# Excerpted records start

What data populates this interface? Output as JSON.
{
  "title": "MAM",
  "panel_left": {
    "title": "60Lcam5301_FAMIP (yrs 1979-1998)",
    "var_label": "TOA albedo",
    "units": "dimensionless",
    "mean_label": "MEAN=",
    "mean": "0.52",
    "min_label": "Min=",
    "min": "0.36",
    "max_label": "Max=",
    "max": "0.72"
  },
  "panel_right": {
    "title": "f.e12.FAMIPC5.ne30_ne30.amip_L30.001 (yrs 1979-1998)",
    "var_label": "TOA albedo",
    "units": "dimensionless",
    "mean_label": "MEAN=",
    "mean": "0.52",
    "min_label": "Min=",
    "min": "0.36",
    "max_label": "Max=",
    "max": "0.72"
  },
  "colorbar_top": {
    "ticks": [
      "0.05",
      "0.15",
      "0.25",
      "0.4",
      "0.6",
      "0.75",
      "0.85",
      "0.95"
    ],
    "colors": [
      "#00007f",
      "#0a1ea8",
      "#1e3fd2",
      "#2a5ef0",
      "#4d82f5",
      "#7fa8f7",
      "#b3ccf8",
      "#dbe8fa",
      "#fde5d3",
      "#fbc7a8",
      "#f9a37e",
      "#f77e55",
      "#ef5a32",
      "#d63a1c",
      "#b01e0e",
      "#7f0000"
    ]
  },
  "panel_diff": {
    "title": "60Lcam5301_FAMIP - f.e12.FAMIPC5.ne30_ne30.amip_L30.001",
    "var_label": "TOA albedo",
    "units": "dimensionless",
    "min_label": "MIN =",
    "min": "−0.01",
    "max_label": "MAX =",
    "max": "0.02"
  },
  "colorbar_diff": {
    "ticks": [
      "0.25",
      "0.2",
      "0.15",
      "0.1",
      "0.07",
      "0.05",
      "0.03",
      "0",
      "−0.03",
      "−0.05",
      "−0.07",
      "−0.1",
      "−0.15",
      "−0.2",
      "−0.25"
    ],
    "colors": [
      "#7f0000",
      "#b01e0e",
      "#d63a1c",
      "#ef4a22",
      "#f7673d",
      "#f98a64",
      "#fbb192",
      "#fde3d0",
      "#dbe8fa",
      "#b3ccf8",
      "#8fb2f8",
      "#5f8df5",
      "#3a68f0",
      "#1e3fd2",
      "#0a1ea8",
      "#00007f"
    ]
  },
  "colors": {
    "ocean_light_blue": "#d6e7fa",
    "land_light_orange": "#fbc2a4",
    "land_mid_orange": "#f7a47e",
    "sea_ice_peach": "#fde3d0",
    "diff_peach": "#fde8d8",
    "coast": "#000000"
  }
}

# Excerpted records end

** Work to do **
Every record shown above must be echoed exactly.

** Completed exercise **
What data populates this interface? Output as JSON.
{
  "title": "MAM",
  "panel_left": {
    "title": "60Lcam5301_FAMIP (yrs 1979-1998)",
    "var_label": "TOA albedo",
    "units": "dimensionless",
    "mean_label": "MEAN=",
    "mean": "0.52",
    "min_label": "Min=",
    "min": "0.36",
    "max_label": "Max=",
    "max": "0.72"
  },
  "panel_right": {
    "title": "f.e12.FAMIPC5.ne30_ne30.amip_L30.001 (yrs 1979-1998)",
    "var_label": "TOA albedo",
    "units": "dimensionless",
    "mean_label": "MEAN=",
    "mean": "0.52",
    "min_label": "Min=",
    "min": "0.36",
    "max_label": "Max=",
    "max": "0.72"
  },
  "colorbar_top": {
    "ticks": [
      "0.05",
      "0.15",
      "0.25",
      "0.4",
      "0.6",
      "0.75",
      "0.85",
      "0.95"
    ],
    "colors": [
      "#00007f",
      "#0a1ea8",
      "#1e3fd2",
      "#2a5ef0",
      "#4d82f5",
      "#7fa8f7",
      "#b3ccf8",
      "#dbe8fa",
      "#fde5d3",
      "#fbc7a8",
      "#f9a37e",
      "#f77e55",
      "#ef5a32",
      "#d63a1c",
      "#b01e0e",
      "#7f0000"
    ]
  },
  "panel_diff": {
    "title": "60Lcam5301_FAMIP - f.e12.FAMIPC5.ne30_ne30.amip_L30.001",
    "var_label": "TOA albedo",
    "units": "dimensionless",
    "min_label": "MIN =",
    "min": "−0.01",
    "max_label": "MAX =",
    "max": "0.02"
  },
  "colorbar_diff": {
    "ticks": [
      "0.25",
      "0.2",
      "0.15",
      "0.1",
      "0.07",
      "0.05",
      "0.03",
      "0",
      "−0.03",
      "−0.05",
      "−0.07",
      "−0.1",
      "−0.15",
      "−0.2",
      "−0.25"
    ],
    "colors": [
      "#7f0000",
      "#b01e0e",
      "#d63a1c",
      "#ef4a22",
      "#f7673d",
      "#f98a64",
      "#fbb192",
      "#fde3d0",
      "#dbe8fa",
      "#b3ccf8",
      "#8fb2f8",
      "#5f8df5",
      "#3a68f0",
      "#1e3fd2",
      "#0a1ea8",
      "#00007f"
    ]
  },
  "colors": {
    "ocean_light_blue": "#d6e7fa",
    "land_light_orange": "#fbc2a4",
    "land_mid_orange": "#f7a47e",
    "sea_ice_peach": "#fde3d0",
    "diff_peach": "#fde8d8",
    "coast": "#000000"
  }
}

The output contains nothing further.